Stated goal:
Identify each line in the records below that contains the word "object", and copy it.

Raw data:
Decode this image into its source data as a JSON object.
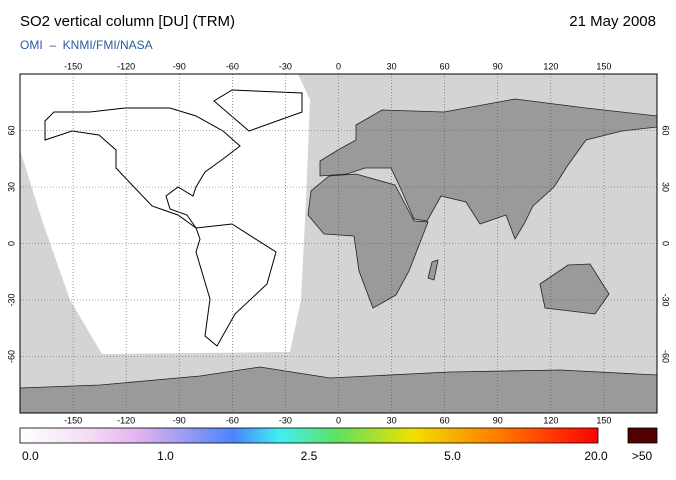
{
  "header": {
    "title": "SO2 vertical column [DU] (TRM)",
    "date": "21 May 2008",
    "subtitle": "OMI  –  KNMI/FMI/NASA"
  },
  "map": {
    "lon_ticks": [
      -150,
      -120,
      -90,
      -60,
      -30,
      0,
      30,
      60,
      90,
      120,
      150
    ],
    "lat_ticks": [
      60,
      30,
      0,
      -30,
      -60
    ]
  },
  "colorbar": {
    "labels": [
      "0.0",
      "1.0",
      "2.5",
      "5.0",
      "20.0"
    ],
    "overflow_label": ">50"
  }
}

* * *

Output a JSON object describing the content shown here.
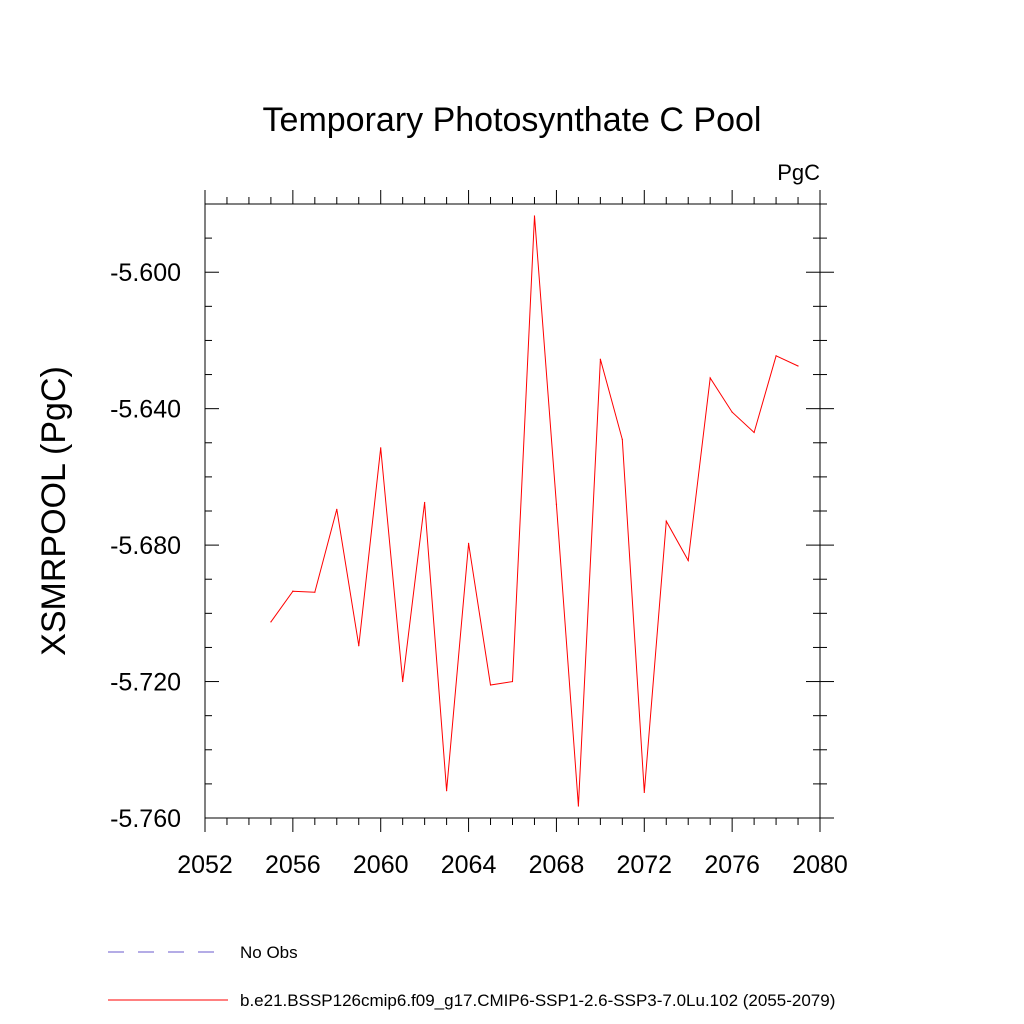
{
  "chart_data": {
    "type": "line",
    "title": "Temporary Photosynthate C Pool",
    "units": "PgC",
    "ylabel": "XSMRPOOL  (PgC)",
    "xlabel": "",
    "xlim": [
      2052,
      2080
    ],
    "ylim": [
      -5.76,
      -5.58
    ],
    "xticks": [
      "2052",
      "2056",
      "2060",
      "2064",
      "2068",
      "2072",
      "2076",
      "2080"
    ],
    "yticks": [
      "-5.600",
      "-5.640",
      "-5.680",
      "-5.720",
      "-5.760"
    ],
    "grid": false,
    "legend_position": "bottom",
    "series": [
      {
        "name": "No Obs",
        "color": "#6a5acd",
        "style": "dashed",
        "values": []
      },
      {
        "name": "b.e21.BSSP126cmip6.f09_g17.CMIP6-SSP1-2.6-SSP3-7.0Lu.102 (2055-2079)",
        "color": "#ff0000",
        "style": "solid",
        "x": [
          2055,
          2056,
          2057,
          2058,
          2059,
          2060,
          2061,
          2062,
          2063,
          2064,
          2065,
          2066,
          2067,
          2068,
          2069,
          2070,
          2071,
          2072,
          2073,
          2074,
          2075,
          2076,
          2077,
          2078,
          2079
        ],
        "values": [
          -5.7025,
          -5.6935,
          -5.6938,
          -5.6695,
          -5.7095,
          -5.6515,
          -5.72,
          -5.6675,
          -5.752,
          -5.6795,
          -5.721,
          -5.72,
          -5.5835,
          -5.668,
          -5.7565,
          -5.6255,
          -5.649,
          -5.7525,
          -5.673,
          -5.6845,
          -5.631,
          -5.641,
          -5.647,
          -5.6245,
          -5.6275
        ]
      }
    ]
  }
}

Exercise output:
Decode this image into its source data as a JSON object.
Output a JSON object describing the content shown here.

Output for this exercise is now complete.